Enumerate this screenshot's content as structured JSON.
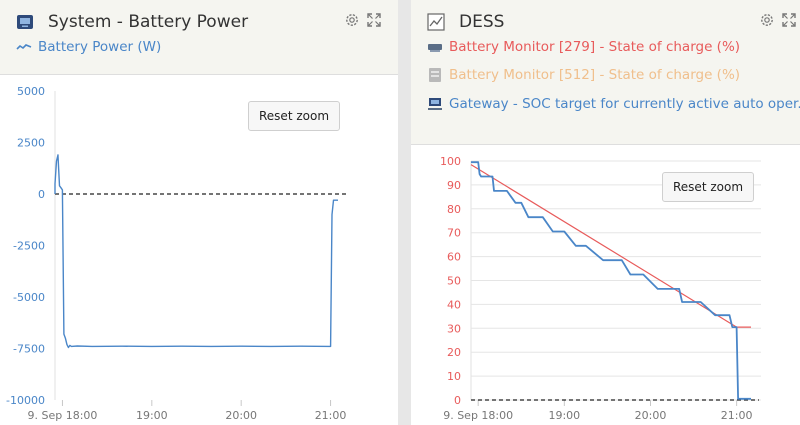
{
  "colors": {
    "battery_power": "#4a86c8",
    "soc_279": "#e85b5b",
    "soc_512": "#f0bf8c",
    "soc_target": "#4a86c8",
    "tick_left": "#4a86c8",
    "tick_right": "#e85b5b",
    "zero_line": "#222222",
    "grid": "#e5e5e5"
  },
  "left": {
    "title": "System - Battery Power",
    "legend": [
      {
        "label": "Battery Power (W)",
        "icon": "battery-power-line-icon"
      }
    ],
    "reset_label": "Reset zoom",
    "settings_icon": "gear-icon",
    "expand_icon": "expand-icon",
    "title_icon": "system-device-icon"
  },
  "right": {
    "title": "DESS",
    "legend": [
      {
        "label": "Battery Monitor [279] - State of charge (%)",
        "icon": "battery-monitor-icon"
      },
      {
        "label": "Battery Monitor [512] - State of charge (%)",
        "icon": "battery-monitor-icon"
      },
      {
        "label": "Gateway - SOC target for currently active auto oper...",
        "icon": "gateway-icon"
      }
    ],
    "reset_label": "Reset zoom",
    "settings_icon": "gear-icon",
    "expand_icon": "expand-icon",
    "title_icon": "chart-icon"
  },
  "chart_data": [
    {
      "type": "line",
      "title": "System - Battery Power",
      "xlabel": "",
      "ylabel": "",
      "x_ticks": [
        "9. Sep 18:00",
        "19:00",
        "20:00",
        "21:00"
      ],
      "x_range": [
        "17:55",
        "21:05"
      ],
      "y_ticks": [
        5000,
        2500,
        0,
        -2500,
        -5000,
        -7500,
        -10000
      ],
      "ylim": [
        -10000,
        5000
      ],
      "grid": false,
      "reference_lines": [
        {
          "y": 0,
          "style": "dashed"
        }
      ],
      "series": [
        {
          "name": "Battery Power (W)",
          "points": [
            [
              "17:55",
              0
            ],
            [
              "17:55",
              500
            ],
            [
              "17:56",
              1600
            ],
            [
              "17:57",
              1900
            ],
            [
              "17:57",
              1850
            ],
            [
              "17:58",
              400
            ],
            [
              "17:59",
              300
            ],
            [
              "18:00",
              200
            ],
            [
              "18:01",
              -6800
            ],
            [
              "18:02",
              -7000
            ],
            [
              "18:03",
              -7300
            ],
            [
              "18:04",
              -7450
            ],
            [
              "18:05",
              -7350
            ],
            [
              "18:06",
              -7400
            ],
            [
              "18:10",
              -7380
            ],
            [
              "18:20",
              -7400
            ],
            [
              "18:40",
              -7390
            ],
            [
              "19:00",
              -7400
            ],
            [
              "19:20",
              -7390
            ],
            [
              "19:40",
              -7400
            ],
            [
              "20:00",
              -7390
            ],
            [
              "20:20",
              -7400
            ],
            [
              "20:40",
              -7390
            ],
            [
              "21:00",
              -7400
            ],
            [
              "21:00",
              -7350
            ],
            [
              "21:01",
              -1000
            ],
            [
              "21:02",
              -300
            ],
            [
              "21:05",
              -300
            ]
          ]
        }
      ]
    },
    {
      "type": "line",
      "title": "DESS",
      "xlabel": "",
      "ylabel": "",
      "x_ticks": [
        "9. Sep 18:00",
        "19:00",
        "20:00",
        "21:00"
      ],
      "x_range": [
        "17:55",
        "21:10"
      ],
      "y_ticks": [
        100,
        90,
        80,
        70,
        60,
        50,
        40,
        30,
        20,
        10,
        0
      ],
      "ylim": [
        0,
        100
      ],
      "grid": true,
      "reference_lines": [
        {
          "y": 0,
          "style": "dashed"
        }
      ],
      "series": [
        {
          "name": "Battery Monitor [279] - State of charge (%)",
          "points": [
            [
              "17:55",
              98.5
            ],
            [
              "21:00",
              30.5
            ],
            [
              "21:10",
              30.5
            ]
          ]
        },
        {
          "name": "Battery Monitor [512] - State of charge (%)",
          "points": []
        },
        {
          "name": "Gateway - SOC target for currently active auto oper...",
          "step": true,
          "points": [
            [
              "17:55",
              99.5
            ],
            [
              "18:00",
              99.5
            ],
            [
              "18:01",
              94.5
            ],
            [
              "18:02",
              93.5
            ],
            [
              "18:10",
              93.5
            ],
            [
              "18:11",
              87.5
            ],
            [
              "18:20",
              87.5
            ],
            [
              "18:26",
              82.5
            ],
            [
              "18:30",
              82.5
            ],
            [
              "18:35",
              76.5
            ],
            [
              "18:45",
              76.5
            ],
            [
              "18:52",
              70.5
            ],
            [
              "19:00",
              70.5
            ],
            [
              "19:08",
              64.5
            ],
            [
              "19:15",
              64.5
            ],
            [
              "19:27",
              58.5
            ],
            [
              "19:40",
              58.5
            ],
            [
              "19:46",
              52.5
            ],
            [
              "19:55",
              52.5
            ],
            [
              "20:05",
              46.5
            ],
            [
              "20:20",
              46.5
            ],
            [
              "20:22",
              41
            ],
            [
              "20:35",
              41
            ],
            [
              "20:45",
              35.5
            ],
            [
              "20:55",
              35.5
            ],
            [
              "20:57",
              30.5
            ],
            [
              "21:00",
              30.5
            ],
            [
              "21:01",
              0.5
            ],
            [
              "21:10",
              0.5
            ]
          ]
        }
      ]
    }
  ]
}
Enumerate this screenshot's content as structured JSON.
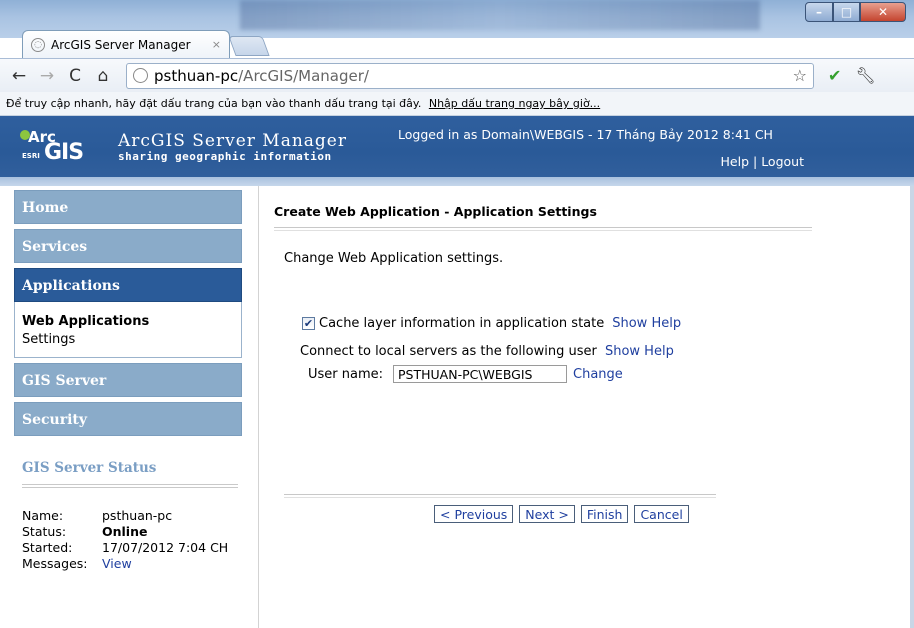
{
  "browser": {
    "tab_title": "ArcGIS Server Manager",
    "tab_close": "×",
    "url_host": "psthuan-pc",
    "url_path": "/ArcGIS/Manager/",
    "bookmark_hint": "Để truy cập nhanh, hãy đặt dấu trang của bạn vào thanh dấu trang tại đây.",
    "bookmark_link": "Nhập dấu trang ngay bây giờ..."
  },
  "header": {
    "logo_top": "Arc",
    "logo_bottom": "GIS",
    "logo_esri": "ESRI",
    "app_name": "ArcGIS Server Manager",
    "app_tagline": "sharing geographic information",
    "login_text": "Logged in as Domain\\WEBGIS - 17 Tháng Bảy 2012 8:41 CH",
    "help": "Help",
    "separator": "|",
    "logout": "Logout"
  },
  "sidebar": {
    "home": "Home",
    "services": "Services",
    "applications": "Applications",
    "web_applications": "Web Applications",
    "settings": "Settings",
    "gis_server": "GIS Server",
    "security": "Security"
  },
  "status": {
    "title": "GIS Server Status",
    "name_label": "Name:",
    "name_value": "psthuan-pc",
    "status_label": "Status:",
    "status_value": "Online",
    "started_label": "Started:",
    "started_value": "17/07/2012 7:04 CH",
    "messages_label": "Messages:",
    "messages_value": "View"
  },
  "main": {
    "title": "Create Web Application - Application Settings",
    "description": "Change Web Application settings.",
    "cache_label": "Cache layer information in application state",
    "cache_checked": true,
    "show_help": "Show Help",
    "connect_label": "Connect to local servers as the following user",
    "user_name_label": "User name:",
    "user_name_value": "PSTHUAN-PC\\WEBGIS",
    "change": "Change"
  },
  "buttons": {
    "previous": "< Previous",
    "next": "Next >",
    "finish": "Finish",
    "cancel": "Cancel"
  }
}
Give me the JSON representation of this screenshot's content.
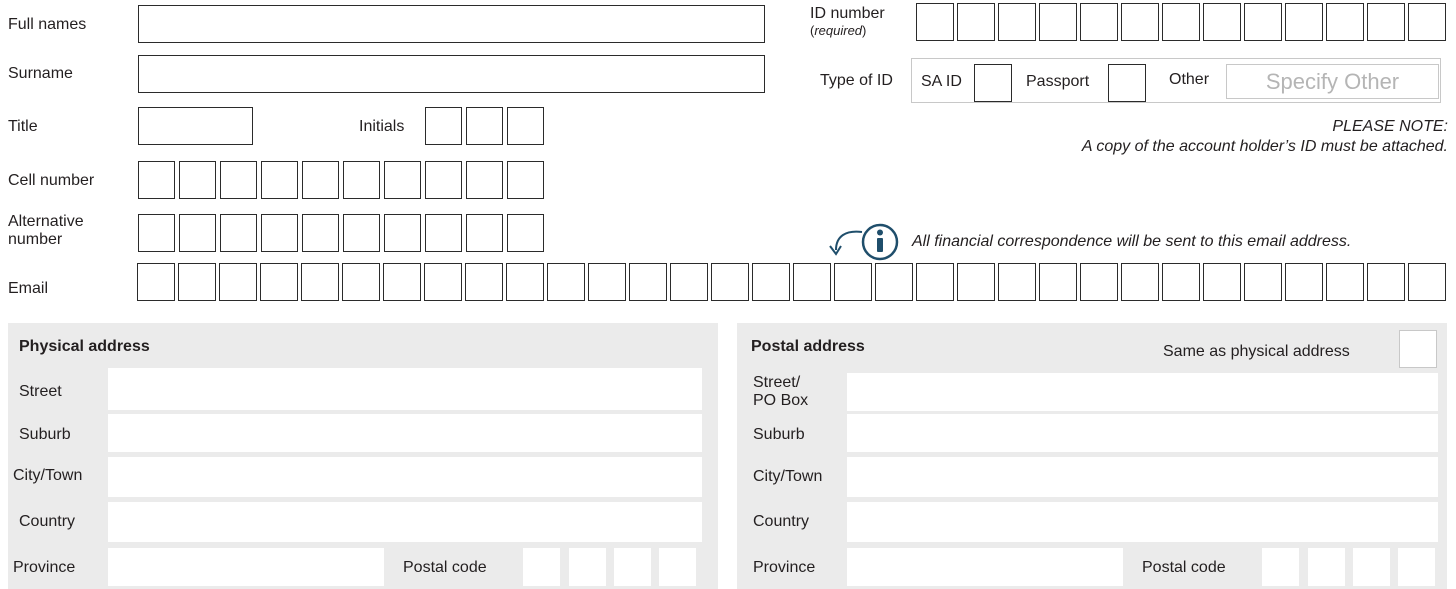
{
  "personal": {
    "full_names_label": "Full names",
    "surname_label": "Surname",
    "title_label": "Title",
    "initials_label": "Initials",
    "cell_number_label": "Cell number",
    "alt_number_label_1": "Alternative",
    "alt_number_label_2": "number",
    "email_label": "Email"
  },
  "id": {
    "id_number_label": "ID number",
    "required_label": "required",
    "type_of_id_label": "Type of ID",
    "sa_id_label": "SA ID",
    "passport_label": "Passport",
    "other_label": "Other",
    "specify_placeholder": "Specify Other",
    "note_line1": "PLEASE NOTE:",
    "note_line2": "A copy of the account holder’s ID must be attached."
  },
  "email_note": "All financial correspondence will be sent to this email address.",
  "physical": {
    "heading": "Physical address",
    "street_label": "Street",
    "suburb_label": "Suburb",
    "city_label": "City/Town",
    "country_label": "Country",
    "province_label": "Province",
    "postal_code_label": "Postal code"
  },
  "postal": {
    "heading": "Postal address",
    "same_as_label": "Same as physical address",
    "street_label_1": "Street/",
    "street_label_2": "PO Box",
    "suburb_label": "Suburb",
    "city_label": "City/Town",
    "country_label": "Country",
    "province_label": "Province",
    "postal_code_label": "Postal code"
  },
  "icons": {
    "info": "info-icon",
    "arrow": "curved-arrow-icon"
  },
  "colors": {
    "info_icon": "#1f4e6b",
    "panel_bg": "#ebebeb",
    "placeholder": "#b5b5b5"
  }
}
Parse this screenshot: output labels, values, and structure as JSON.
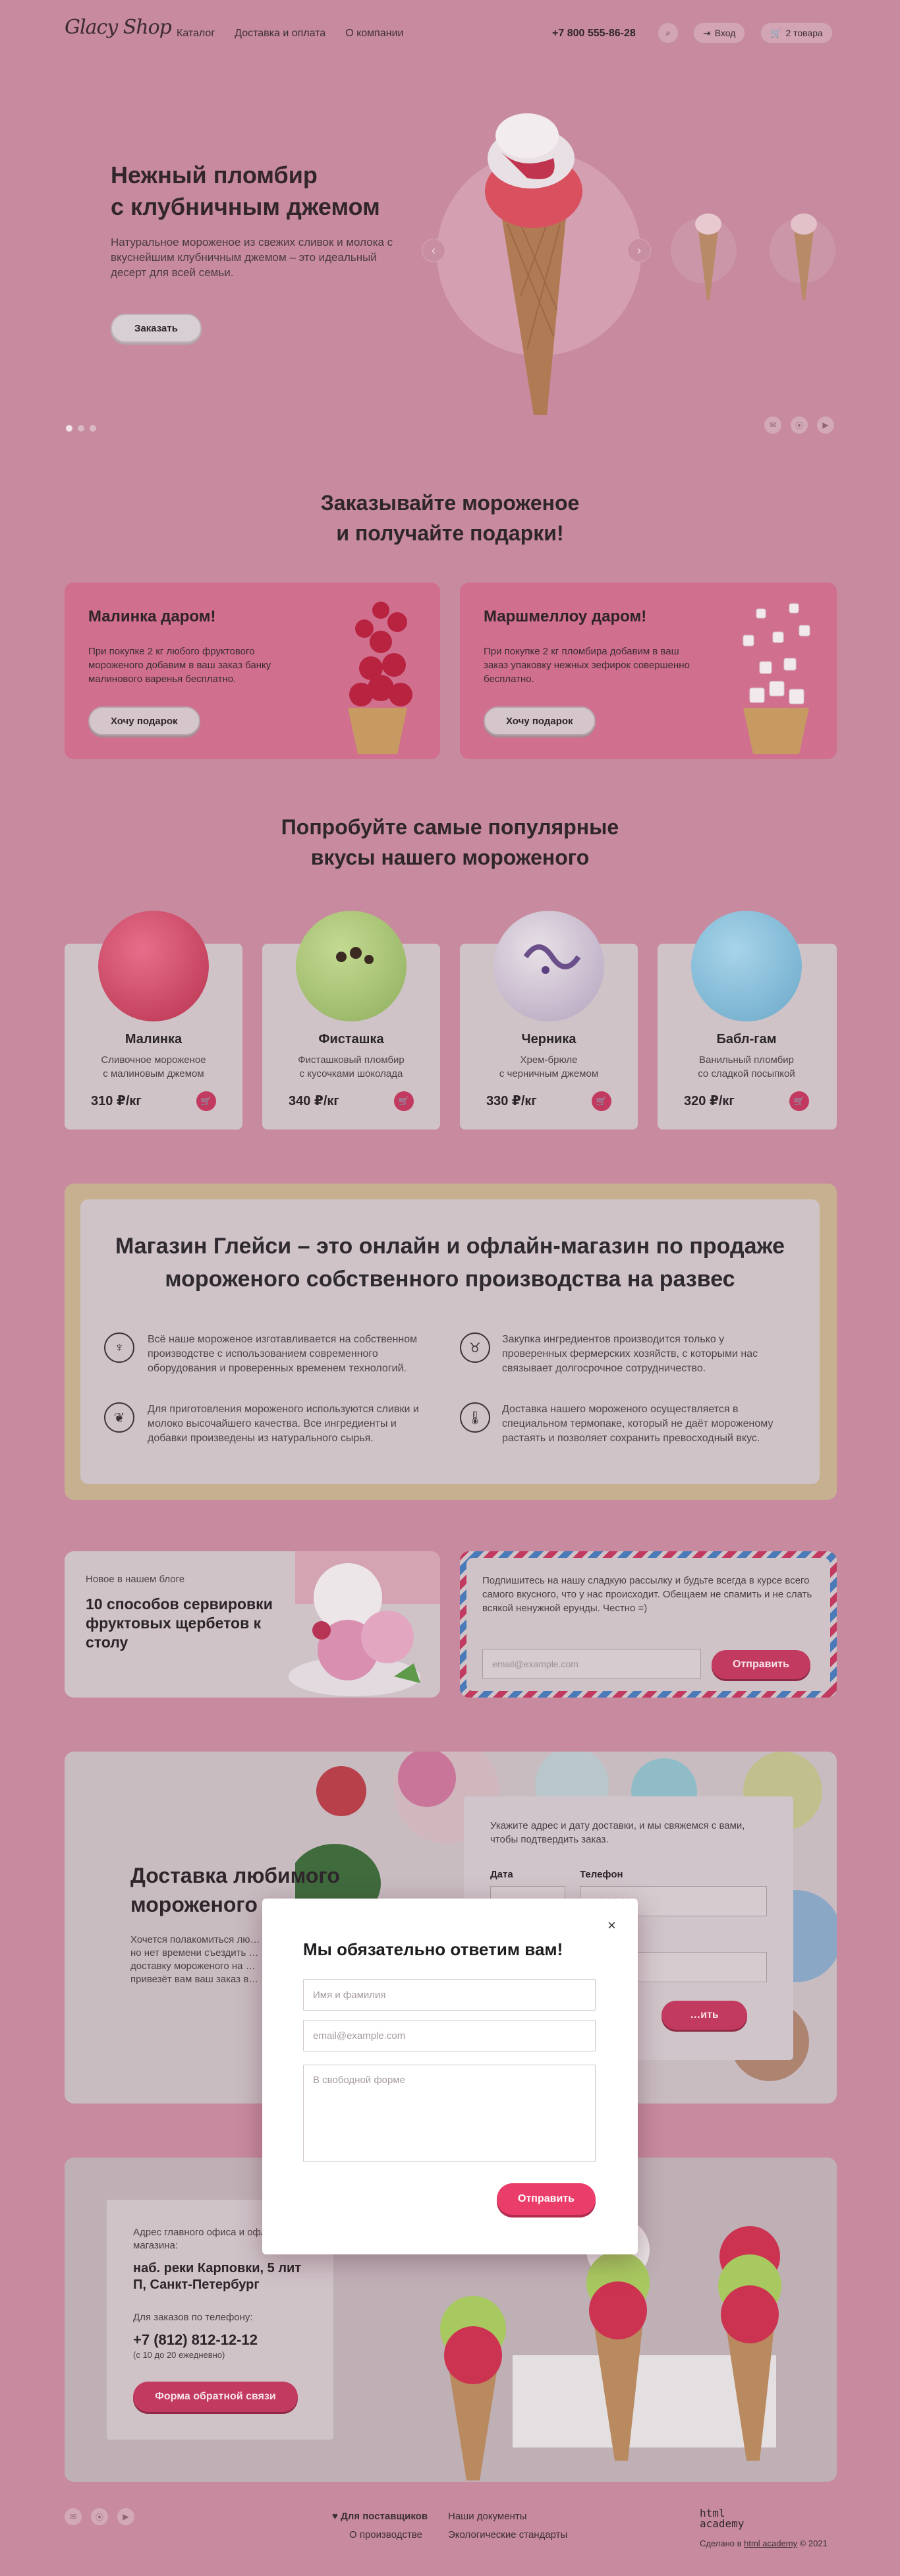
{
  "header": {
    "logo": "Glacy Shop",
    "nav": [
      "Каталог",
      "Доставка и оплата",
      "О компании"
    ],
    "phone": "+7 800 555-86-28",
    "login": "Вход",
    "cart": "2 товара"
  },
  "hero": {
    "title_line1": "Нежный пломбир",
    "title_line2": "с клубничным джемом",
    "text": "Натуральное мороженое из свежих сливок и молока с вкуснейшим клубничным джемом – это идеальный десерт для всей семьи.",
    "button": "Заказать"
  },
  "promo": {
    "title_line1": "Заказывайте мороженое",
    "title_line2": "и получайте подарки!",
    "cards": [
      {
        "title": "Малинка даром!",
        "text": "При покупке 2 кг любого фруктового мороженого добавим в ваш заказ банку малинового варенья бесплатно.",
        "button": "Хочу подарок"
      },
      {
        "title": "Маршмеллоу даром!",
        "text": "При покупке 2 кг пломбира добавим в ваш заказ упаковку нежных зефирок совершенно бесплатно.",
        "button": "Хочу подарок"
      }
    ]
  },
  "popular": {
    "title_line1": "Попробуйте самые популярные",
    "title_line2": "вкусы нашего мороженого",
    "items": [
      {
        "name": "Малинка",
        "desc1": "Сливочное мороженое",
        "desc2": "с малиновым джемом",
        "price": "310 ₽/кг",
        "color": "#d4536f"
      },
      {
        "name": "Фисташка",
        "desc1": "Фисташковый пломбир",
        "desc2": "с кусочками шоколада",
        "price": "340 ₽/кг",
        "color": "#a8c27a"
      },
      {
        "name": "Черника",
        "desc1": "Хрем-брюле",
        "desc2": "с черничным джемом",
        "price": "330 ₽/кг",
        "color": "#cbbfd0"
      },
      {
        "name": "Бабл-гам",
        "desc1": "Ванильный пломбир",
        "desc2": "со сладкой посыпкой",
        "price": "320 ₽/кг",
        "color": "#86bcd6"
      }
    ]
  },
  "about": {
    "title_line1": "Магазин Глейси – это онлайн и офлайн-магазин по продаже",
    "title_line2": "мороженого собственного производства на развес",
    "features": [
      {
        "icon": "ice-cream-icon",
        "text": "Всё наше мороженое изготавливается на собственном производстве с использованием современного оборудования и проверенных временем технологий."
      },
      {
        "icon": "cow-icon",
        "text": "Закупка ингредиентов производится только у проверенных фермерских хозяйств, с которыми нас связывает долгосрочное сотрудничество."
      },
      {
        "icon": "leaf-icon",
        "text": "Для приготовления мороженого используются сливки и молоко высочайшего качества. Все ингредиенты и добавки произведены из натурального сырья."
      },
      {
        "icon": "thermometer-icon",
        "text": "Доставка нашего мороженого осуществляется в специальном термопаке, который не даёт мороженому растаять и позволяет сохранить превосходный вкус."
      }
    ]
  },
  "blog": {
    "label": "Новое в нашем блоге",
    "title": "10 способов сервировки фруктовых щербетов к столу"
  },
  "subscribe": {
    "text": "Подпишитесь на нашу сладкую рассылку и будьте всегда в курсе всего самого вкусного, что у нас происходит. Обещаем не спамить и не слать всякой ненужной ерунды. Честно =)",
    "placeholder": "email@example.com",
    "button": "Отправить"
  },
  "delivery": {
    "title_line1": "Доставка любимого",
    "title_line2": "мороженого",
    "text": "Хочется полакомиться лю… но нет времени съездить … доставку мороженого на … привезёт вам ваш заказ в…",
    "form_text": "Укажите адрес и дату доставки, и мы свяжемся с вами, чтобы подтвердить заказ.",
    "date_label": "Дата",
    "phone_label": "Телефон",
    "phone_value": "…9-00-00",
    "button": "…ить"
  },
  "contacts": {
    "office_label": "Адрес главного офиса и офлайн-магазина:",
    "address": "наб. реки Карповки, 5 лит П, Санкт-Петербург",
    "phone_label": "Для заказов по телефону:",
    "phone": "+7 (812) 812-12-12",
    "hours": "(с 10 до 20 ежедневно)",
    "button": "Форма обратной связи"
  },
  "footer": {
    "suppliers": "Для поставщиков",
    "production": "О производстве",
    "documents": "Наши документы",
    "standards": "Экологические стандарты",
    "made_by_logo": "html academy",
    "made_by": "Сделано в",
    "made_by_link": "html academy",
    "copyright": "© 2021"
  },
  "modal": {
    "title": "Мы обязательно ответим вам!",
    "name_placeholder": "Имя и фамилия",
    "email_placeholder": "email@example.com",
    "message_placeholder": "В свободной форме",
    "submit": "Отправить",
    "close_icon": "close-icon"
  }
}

====

Using the listing above, list every line in which the string "Отправить" occurs.

■ TASK RESPONSE ■
    "button": "Отправить"
    "submit": "Отправить",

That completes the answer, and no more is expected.